What the exercise asks: Which lines in the records below contain the word "this"? Copy each one out.

start Given data

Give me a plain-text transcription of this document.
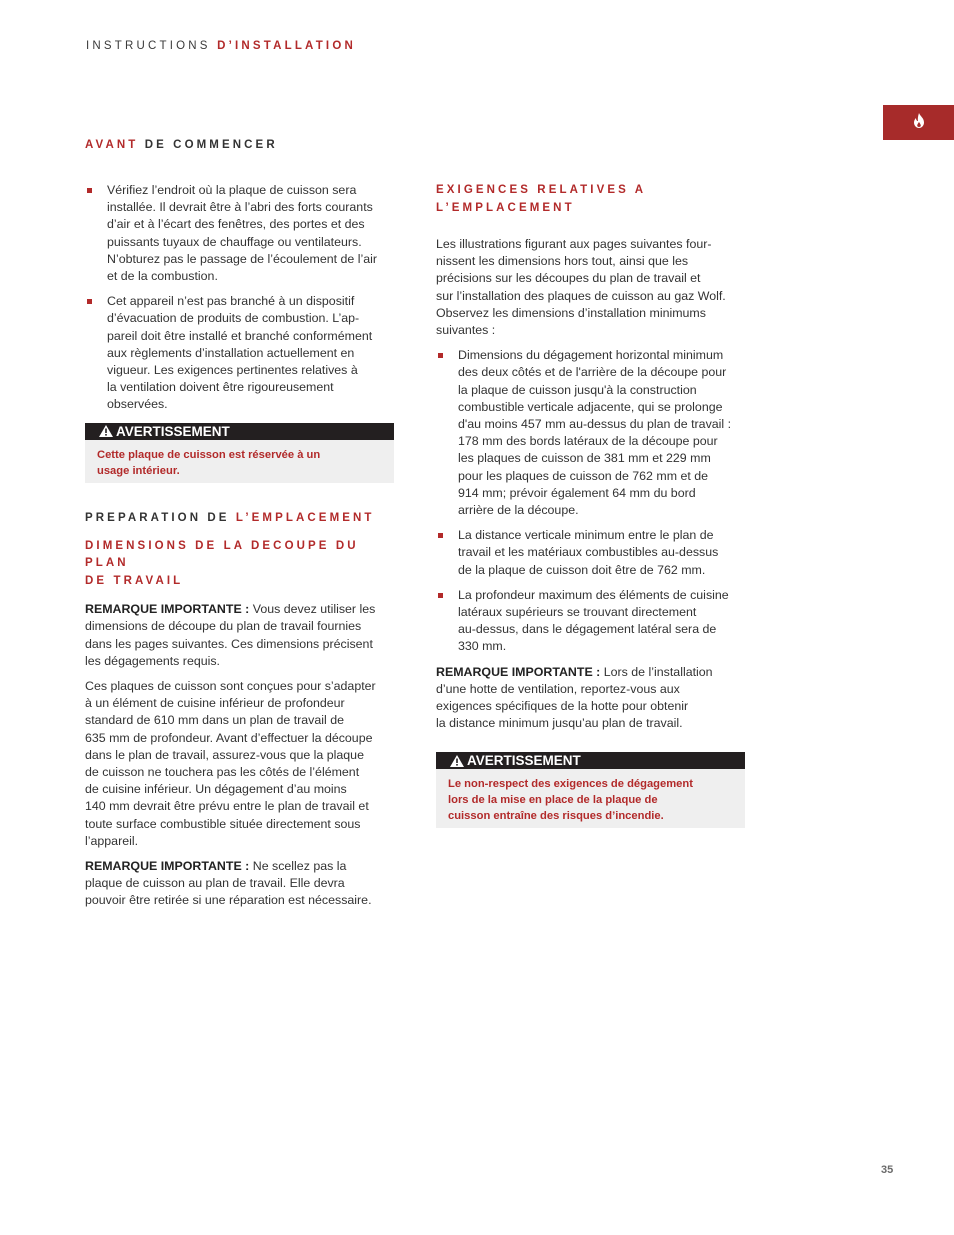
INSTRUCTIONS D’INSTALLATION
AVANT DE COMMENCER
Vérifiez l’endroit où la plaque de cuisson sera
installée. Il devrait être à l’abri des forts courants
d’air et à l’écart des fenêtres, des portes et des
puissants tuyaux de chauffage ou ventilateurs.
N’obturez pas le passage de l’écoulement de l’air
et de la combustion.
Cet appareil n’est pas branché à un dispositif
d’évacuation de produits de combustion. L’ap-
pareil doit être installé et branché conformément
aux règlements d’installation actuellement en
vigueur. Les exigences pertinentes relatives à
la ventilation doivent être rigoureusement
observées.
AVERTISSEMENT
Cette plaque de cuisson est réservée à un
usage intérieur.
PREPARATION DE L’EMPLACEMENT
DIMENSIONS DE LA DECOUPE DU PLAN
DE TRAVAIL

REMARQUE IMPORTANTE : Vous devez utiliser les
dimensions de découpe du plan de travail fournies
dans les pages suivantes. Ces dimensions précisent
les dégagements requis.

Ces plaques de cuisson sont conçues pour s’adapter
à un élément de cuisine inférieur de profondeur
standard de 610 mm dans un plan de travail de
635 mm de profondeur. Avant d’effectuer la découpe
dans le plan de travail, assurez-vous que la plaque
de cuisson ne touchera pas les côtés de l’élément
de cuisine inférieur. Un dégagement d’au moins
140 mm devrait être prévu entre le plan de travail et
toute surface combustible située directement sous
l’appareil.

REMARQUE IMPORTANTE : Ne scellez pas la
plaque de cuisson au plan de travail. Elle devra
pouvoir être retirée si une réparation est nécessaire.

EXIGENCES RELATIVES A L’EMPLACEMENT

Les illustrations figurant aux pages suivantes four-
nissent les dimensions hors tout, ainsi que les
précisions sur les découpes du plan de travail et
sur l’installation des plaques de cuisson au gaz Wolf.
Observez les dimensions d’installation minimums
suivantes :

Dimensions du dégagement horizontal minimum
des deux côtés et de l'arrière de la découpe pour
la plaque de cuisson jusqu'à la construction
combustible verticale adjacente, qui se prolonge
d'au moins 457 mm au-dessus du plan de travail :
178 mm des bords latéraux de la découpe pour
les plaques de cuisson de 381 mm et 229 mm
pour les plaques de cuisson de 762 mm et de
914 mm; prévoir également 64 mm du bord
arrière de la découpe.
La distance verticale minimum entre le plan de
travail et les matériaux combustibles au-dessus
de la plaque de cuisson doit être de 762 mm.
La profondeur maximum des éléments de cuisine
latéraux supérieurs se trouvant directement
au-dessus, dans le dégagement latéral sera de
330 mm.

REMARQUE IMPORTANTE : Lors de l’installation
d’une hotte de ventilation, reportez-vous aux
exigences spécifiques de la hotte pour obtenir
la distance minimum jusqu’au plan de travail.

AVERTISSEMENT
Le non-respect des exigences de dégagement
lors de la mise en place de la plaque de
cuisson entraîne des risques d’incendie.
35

end Given data
start Given data

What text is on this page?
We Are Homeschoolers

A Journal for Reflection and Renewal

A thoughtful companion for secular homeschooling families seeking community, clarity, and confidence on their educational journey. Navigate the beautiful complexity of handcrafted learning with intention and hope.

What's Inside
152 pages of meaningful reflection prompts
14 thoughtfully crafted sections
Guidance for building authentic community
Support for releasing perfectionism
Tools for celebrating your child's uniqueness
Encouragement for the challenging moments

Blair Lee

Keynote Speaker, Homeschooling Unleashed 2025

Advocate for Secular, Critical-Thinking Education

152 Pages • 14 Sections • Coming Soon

end Given data
start Given data

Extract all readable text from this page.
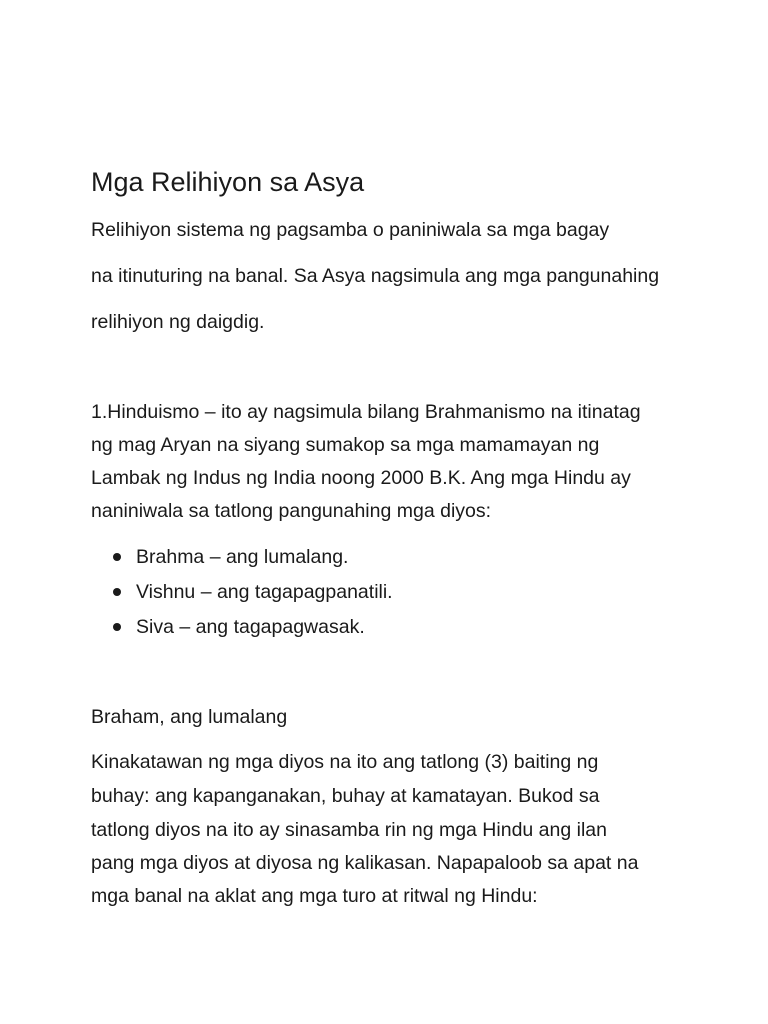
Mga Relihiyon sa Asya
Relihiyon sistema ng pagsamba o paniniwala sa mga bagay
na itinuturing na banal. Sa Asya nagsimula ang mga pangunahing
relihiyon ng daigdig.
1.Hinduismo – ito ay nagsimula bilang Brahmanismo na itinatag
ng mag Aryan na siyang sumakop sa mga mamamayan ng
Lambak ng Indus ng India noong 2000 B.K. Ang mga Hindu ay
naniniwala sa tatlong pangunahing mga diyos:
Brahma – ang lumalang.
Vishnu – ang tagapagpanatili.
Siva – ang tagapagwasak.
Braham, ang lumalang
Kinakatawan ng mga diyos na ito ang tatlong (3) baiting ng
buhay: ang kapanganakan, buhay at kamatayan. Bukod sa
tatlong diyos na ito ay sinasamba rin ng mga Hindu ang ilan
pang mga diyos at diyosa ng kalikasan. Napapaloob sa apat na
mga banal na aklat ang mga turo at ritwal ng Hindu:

end Given data

The solution:
Give me a plain-text transcription of this document.
What text is on this page?
Extract all readable text from this page.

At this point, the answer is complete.